*What you have to do*
Each line that contains the word "sulphides" counts once; give the total for the records below and nothing else.
%%
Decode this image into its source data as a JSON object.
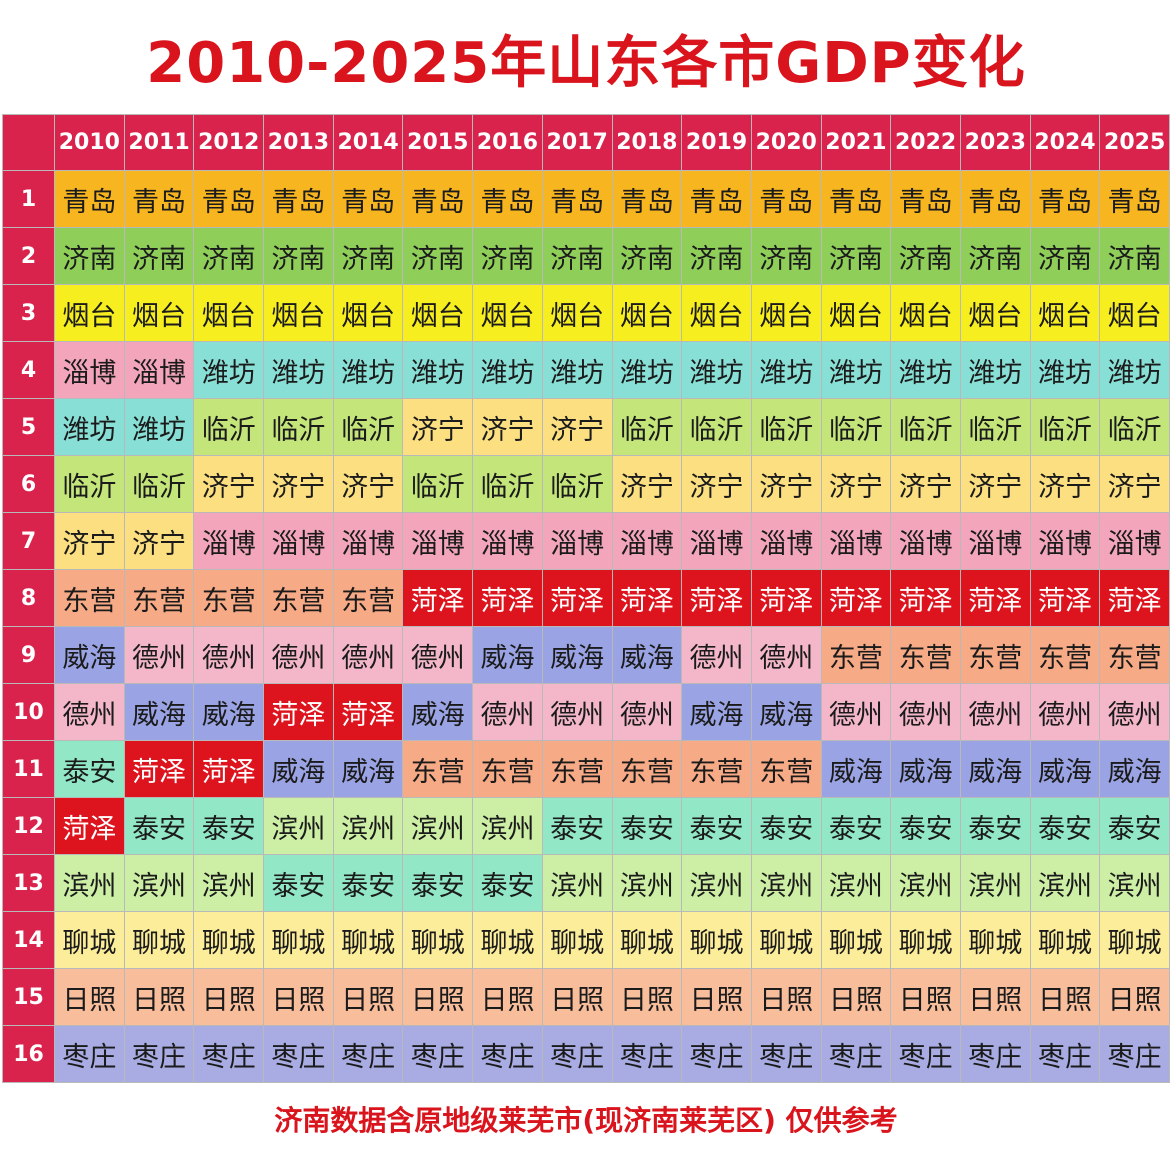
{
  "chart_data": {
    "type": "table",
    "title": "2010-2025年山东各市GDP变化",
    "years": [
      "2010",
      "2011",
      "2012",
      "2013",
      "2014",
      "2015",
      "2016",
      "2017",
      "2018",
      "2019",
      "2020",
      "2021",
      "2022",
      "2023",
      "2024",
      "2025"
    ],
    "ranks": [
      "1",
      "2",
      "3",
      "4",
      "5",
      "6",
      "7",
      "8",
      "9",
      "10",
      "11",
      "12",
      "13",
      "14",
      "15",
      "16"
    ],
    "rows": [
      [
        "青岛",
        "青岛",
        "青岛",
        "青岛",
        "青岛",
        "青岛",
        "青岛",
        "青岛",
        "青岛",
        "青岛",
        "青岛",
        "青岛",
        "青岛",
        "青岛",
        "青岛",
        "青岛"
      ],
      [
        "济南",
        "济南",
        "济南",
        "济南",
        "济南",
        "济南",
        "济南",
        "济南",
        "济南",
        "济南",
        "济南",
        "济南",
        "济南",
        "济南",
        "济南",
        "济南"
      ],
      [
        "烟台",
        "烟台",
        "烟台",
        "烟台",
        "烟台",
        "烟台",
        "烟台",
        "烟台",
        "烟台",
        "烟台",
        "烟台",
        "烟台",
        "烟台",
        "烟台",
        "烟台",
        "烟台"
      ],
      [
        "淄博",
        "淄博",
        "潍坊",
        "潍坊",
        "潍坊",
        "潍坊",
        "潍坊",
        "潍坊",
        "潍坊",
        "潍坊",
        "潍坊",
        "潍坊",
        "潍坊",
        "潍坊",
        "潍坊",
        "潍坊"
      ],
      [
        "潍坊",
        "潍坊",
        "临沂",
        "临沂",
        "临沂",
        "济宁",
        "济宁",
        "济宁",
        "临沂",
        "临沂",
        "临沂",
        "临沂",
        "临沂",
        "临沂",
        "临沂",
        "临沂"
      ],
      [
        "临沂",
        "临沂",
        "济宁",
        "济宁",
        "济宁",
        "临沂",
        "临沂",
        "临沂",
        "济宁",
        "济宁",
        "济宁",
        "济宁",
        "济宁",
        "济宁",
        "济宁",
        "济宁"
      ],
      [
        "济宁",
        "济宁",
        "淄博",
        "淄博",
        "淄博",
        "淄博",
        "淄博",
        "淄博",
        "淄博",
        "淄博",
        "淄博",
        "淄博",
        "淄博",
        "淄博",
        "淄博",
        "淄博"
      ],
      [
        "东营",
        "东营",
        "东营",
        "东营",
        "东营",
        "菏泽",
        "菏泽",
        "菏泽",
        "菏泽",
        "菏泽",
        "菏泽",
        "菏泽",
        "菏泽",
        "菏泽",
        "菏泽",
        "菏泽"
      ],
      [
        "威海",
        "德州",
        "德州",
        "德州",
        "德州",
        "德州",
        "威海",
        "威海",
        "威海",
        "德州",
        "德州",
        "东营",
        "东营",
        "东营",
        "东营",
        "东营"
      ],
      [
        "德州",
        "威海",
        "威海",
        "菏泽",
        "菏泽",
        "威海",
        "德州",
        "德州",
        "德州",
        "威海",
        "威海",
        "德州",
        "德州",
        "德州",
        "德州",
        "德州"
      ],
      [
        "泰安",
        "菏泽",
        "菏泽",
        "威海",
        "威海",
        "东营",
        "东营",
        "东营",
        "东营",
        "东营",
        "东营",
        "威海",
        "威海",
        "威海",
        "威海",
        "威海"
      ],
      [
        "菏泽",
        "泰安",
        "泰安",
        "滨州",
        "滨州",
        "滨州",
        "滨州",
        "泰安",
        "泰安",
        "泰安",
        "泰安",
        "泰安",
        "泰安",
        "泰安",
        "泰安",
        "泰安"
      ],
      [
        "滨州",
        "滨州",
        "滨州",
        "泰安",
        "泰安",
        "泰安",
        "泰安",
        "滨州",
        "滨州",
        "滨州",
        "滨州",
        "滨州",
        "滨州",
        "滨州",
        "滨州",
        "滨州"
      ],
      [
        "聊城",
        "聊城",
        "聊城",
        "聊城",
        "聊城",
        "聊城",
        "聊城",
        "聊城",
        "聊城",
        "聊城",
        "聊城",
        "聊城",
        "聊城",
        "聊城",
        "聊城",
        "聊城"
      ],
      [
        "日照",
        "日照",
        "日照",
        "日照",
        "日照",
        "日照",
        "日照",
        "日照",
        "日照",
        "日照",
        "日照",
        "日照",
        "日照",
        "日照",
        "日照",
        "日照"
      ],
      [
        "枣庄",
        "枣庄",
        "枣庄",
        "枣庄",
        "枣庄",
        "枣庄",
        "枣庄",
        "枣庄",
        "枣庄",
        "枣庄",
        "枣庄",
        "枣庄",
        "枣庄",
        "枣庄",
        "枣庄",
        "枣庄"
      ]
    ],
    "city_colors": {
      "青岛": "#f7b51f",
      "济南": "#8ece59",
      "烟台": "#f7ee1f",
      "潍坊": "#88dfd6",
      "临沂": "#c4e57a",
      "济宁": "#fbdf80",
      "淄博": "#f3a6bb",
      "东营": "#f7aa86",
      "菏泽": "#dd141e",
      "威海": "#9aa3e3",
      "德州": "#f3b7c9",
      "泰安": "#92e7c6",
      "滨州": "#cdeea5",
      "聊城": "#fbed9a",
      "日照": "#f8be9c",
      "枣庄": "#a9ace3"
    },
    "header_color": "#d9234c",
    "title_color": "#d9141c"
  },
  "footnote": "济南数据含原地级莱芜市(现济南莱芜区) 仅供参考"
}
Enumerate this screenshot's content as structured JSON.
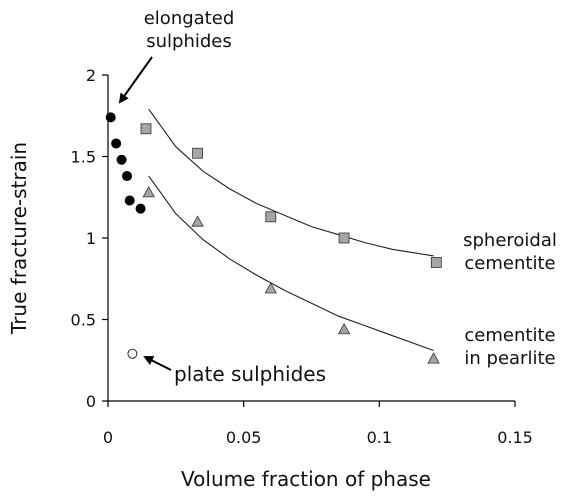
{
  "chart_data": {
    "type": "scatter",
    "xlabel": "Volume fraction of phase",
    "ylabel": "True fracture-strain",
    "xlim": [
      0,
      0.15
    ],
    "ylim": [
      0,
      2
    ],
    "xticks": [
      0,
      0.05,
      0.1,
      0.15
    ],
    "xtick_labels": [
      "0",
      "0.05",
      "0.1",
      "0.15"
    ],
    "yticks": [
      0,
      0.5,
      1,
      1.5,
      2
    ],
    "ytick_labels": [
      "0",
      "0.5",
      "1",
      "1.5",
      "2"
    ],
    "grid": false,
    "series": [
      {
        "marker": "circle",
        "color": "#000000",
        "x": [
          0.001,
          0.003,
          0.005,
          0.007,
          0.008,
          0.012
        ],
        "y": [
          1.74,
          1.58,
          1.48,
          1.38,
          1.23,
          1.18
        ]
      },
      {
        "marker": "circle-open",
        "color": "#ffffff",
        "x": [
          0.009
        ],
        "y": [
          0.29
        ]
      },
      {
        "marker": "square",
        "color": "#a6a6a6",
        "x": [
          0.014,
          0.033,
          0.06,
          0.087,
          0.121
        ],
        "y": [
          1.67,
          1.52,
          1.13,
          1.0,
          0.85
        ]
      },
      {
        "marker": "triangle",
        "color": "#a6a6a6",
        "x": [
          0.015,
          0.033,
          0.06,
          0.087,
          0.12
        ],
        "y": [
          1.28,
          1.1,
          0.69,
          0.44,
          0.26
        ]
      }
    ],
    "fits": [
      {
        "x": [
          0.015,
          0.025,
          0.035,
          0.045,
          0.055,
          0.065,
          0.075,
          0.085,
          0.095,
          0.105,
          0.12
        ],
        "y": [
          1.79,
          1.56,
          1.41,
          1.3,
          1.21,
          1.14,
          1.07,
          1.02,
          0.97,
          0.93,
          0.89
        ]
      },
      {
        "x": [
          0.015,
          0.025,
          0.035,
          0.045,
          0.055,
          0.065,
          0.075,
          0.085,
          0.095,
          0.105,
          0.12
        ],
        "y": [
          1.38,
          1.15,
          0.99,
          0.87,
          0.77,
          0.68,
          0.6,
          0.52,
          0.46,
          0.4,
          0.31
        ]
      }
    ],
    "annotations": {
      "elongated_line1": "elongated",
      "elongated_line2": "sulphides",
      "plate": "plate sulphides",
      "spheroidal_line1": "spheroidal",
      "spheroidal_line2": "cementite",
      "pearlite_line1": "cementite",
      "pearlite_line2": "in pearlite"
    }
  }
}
%%
*Expected answer*
2